Required task -> Say how many lines of the listing below contain "title", giving the number and nothing else.

[Data extracted from a collection]
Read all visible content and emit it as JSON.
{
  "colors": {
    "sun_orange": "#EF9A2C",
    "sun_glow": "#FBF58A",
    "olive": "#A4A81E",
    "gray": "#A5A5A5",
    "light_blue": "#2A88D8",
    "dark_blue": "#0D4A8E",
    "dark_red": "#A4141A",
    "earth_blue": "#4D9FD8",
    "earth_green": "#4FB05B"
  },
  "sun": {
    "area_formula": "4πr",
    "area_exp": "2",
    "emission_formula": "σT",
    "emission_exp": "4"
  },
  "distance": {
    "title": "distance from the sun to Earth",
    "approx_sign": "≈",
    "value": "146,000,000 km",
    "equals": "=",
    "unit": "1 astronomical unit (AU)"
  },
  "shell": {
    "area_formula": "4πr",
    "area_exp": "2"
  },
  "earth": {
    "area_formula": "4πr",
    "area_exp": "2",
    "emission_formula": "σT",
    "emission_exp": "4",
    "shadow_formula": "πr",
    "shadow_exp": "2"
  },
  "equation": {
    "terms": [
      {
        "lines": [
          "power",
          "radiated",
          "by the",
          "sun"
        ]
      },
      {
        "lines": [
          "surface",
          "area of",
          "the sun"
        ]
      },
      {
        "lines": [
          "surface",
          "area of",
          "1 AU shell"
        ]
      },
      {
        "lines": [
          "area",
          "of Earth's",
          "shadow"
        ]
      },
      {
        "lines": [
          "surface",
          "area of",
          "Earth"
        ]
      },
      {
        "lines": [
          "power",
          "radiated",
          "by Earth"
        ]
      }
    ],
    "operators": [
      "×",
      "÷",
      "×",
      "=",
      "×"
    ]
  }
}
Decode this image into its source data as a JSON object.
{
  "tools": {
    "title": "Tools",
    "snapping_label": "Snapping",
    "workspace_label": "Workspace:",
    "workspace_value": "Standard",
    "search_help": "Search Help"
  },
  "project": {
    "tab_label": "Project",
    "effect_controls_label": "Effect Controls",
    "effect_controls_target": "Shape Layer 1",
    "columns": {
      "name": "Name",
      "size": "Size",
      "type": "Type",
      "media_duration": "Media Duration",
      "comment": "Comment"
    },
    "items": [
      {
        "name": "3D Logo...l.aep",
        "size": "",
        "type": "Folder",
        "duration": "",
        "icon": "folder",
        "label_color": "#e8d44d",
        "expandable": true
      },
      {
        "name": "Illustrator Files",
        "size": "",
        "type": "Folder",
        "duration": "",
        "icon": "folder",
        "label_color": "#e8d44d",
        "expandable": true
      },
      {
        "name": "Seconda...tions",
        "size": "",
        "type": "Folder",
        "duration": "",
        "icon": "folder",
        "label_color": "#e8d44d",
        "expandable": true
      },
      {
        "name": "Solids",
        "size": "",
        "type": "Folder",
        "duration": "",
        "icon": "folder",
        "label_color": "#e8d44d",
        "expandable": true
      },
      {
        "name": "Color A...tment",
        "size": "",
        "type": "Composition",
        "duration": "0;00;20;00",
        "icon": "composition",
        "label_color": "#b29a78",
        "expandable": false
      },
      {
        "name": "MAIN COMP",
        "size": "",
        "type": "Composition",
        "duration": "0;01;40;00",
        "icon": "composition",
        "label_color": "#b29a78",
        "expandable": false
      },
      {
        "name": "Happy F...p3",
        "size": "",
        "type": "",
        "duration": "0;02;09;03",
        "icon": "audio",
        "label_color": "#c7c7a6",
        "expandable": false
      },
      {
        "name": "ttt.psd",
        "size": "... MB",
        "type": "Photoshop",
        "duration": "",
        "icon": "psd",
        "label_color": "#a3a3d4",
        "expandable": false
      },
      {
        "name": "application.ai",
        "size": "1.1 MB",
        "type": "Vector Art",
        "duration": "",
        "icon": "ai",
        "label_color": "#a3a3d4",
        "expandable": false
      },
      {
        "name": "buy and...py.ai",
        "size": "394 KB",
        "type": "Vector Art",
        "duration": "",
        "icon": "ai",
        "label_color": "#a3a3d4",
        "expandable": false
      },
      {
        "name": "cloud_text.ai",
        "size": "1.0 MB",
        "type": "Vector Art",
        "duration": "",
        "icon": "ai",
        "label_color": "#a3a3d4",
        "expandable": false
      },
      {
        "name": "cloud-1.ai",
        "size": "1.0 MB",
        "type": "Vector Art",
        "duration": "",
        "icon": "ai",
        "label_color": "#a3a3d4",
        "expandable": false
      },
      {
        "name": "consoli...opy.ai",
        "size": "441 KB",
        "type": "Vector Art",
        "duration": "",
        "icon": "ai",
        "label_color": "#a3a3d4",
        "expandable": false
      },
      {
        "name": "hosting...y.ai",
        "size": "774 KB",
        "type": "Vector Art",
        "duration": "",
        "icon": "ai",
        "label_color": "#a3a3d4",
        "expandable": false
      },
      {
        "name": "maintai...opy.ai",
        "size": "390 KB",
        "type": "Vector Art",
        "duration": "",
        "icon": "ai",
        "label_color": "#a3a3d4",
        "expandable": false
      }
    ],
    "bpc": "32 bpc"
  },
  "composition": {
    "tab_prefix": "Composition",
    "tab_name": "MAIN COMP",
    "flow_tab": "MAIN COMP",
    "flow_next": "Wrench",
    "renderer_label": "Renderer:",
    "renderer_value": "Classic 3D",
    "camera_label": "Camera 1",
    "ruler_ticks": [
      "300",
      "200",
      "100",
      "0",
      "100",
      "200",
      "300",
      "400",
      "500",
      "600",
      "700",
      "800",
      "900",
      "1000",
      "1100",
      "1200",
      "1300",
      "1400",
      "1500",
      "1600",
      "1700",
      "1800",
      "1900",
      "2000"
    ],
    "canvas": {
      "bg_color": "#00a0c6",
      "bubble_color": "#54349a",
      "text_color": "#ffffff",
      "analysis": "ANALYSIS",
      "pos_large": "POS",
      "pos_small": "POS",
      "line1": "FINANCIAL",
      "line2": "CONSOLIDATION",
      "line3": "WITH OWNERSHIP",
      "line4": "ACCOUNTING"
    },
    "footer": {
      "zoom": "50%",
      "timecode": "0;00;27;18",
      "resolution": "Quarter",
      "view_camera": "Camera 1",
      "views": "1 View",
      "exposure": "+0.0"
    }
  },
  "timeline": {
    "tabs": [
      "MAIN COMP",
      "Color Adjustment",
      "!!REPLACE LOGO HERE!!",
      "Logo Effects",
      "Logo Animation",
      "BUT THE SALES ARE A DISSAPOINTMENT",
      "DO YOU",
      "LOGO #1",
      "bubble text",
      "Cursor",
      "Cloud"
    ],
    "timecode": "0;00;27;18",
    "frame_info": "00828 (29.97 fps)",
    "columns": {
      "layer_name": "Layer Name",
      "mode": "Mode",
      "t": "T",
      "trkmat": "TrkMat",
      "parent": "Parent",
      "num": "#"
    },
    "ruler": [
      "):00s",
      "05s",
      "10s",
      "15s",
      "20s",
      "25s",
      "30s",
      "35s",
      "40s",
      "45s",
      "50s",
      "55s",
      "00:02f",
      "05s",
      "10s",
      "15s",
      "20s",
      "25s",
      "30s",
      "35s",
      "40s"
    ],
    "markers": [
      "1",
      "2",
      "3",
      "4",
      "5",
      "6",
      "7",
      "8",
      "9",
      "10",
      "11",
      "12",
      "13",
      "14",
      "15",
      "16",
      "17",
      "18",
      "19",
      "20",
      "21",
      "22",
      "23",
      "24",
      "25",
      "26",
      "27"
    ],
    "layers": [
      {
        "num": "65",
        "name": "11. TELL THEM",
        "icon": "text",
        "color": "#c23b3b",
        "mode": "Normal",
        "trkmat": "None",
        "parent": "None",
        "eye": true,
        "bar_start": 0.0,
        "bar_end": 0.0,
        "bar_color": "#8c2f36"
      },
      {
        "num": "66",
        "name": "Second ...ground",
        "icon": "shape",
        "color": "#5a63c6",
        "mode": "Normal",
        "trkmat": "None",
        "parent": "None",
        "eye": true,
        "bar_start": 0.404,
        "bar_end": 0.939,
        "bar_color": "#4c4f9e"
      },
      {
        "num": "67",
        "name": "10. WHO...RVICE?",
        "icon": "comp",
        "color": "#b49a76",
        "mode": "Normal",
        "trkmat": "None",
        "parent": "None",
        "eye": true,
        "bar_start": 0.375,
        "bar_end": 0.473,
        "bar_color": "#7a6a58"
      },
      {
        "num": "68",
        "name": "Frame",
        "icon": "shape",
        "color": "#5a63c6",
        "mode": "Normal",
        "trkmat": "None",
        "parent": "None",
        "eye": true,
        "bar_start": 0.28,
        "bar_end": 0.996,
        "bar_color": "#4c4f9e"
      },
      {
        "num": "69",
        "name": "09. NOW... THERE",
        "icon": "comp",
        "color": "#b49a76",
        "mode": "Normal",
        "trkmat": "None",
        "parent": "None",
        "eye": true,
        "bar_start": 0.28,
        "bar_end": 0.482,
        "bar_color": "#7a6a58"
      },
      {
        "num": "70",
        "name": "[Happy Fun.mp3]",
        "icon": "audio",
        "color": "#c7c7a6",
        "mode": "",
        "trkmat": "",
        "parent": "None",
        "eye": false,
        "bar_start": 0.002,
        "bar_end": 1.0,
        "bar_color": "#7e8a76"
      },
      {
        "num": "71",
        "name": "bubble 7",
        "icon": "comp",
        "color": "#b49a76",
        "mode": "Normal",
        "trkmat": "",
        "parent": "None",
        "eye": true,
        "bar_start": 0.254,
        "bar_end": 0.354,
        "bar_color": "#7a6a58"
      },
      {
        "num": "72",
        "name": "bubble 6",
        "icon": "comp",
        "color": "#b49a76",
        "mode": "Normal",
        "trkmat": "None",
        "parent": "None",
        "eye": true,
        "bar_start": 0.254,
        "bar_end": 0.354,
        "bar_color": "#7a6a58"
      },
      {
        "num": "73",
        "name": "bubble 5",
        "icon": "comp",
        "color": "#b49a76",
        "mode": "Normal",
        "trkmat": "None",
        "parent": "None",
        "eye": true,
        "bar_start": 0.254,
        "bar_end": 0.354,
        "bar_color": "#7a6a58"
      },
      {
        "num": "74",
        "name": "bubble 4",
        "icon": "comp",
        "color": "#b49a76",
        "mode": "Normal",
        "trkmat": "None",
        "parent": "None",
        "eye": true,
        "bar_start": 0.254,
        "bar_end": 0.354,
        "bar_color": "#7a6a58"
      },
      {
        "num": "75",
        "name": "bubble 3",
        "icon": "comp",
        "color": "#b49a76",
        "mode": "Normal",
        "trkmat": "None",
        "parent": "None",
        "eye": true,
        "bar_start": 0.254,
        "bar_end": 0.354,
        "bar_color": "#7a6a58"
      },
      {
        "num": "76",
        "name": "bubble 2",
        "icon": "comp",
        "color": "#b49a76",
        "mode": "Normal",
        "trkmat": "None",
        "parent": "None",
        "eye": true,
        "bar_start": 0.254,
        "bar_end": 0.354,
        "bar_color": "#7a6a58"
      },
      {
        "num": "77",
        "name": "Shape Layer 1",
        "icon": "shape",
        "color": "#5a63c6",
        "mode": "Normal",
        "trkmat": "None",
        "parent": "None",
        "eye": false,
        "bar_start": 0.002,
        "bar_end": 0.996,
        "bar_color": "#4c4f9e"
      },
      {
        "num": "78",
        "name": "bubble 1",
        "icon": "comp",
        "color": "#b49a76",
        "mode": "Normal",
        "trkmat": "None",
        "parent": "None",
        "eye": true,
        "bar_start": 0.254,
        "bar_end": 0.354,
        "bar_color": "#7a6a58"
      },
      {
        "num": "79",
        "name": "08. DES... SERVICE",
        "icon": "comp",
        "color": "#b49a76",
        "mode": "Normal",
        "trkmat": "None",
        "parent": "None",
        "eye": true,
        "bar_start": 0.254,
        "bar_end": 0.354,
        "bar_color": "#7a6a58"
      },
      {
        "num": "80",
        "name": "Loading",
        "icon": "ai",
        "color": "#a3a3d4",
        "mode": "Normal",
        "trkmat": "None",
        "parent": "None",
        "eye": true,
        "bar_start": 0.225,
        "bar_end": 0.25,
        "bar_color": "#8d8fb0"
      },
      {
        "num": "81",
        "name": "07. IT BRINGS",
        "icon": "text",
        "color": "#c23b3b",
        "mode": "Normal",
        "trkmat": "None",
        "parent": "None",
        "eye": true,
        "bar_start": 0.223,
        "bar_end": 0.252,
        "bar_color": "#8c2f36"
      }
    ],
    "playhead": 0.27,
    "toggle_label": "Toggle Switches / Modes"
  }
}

Exercise output -> 2